*AIM*
What lines of the data include the string "desired"? Copy them all.

*DATA FOR THE TASK*
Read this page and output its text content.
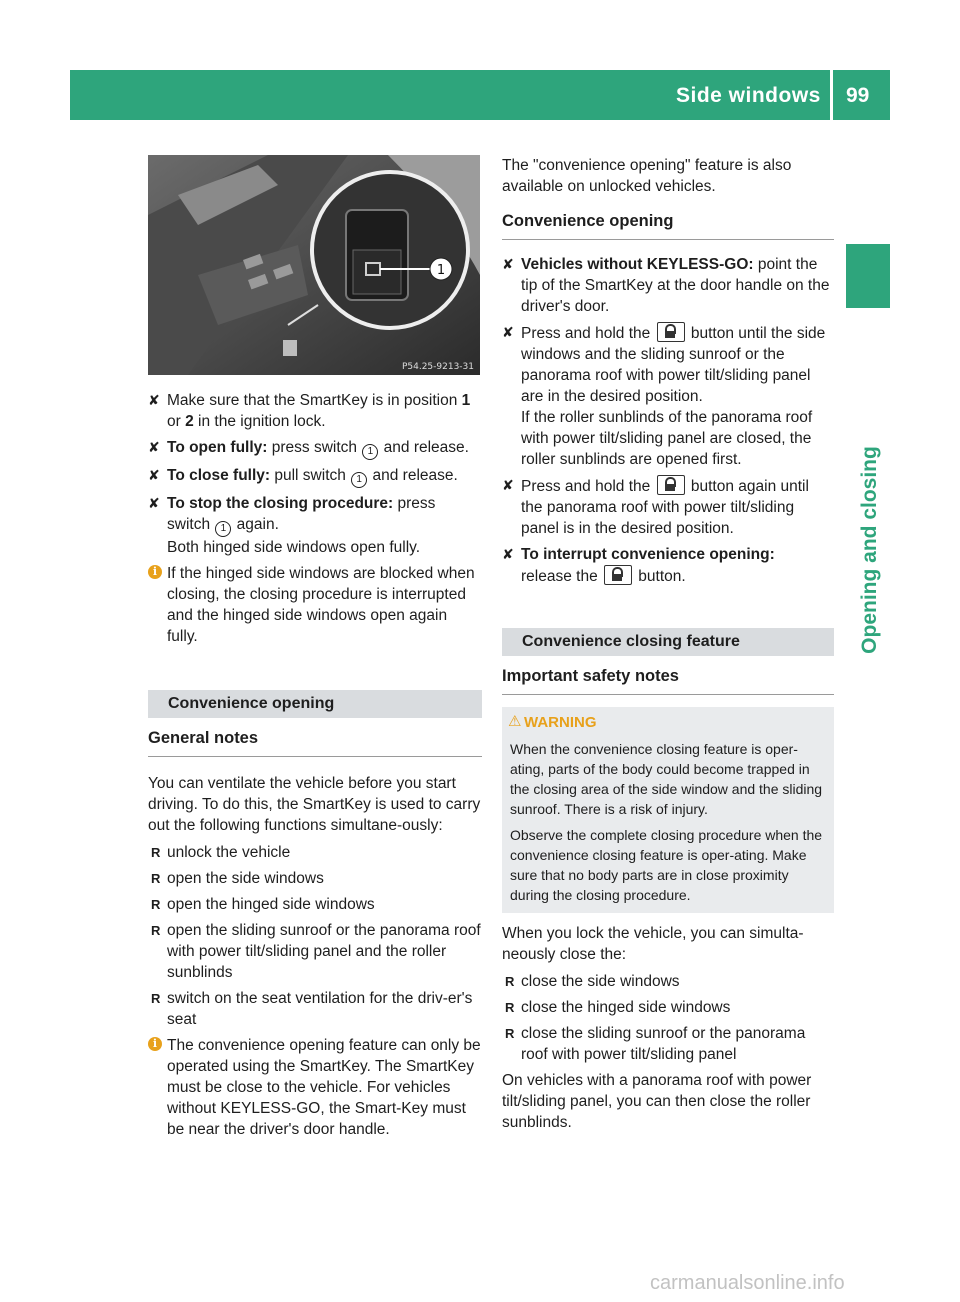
Side windows 99
Opening and closing
1
P54.25-9213-31
✘ Make sure that the SmartKey is in position 1 or 2 in the ignition lock.
✘ To open fully: press switch 1 and release.
✘ To close fully: pull switch 1 and release.
✘ To stop the closing procedure: press switch 1 again.
Both hinged side windows open fully.
i If the hinged side windows are blocked when closing, the closing procedure is interrupted and the hinged side windows open again fully.
Convenience opening
General notes

You can ventilate the vehicle before you start driving. To do this, the SmartKey is used to carry out the following functions simultane-ously:

R unlock the vehicle
R open the side windows
R open the hinged side windows
R open the sliding sunroof or the panorama roof with power tilt/sliding panel and the roller sunblinds
R switch on the seat ventilation for the driv-er's seat
i The convenience opening feature can only be operated using the SmartKey. The SmartKey must be close to the vehicle. For vehicles without KEYLESS-GO, the Smart-Key must be near the driver's door handle.

The "convenience opening" feature is also available on unlocked vehicles.

Convenience opening
✘ Vehicles without KEYLESS-GO: point the tip of the SmartKey at the door handle on the driver's door.
✘ Press and hold the  button until the side windows and the sliding sunroof or the panorama roof with power tilt/sliding panel are in the desired position.
If the roller sunblinds of the panorama roof with power tilt/sliding panel are closed, the roller sunblinds are opened first.
✘ Press and hold the  button again until the panorama roof with power tilt/sliding panel is in the desired position.
✘ To interrupt convenience opening:
release the  button.
Convenience closing feature
Important safety notes
⚠ WARNING

When the convenience closing feature is oper-ating, parts of the body could become trapped in the closing area of the side window and the sliding sunroof. There is a risk of injury.

Observe the complete closing procedure when the convenience closing feature is oper-ating. Make sure that no body parts are in close proximity during the closing procedure.

When you lock the vehicle, you can simulta-neously close the:

R close the side windows
R close the hinged side windows
R close the sliding sunroof or the panorama roof with power tilt/sliding panel

On vehicles with a panorama roof with power tilt/sliding panel, you can then close the roller sunblinds.

carmanualsonline.info
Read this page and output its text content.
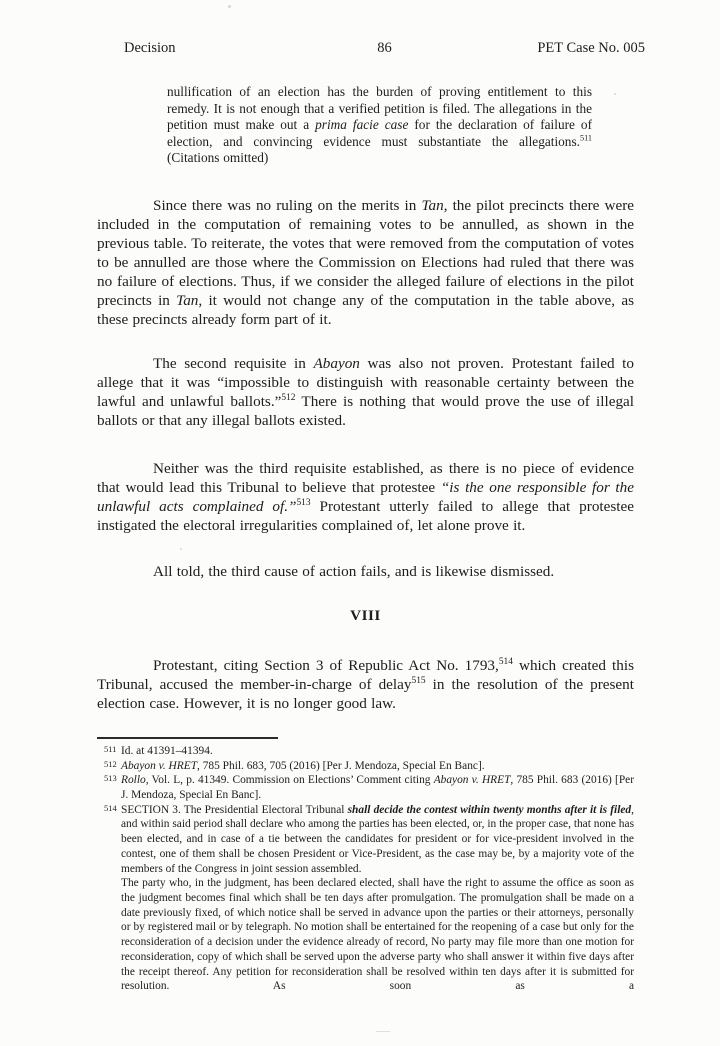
Decision	86	PET Case No. 005
nullification of an election has the burden of proving entitlement to this remedy. It is not enough that a verified petition is filed. The allegations in the petition must make out a prima facie case for the declaration of failure of election, and convincing evidence must substantiate the allegations.$^{511}$ (Citations omitted)

Since there was no ruling on the merits in Tan, the pilot precincts there were included in the computation of remaining votes to be annulled, as shown in the previous table. To reiterate, the votes that were removed from the computation of votes to be annulled are those where the Commission on Elections had ruled that there was no failure of elections. Thus, if we consider the alleged failure of elections in the pilot precincts in Tan, it would not change any of the computation in the table above, as these precincts already form part of it.

The second requisite in Abayon was also not proven. Protestant failed to allege that it was “impossible to distinguish with reasonable certainty between the lawful and unlawful ballots.”$^{512}$ There is nothing that would prove the use of illegal ballots or that any illegal ballots existed.

Neither was the third requisite established, as there is no piece of evidence that would lead this Tribunal to believe that protestee “is the one responsible for the unlawful acts complained of.”$^{513}$ Protestant utterly failed to allege that protestee instigated the electoral irregularities complained of, let alone prove it.

All told, the third cause of action fails, and is likewise dismissed.

VIII

Protestant, citing Section 3 of Republic Act No. 1793,$^{514}$ which created this Tribunal, accused the member-in-charge of delay$^{515}$ in the resolution of the present election case. However, it is no longer good law.

511 Id. at 41391–41394.

512 Abayon v. HRET, 785 Phil. 683, 705 (2016) [Per J. Mendoza, Special En Banc].

513 Rollo, Vol. L, p. 41349. Commission on Elections’ Comment citing Abayon v. HRET, 785 Phil. 683 (2016) [Per J. Mendoza, Special En Banc].

514 SECTION 3. The Presidential Electoral Tribunal shall decide the contest within twenty months after it is filed, and within said period shall declare who among the parties has been elected, or, in the proper case, that none has been elected, and in case of a tie between the candidates for president or for vice-president involved in the contest, one of them shall be chosen President or Vice-President, as the case may be, by a majority vote of the members of the Congress in joint session assembled.

The party who, in the judgment, has been declared elected, shall have the right to assume the office as soon as the judgment becomes final which shall be ten days after promulgation. The promulgation shall be made on a date previously fixed, of which notice shall be served in advance upon the parties or their attorneys, personally or by registered mail or by telegraph. No motion shall be entertained for the reopening of a case but only for the reconsideration of a decision under the evidence already of record, No party may file more than one motion for reconsideration, copy of which shall be served upon the adverse party who shall answer it within five days after the receipt thereof. Any petition for reconsideration shall be resolved within ten days after it is submitted for resolution. As soon as a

*EXPECTED ANSWER*
✘ Press and hold the  button until the side windows and the sliding sunroof or the panorama roof with power tilt/sliding panel are in the desired position.
✘ Press and hold the  button again until the panorama roof with power tilt/sliding panel is in the desired position.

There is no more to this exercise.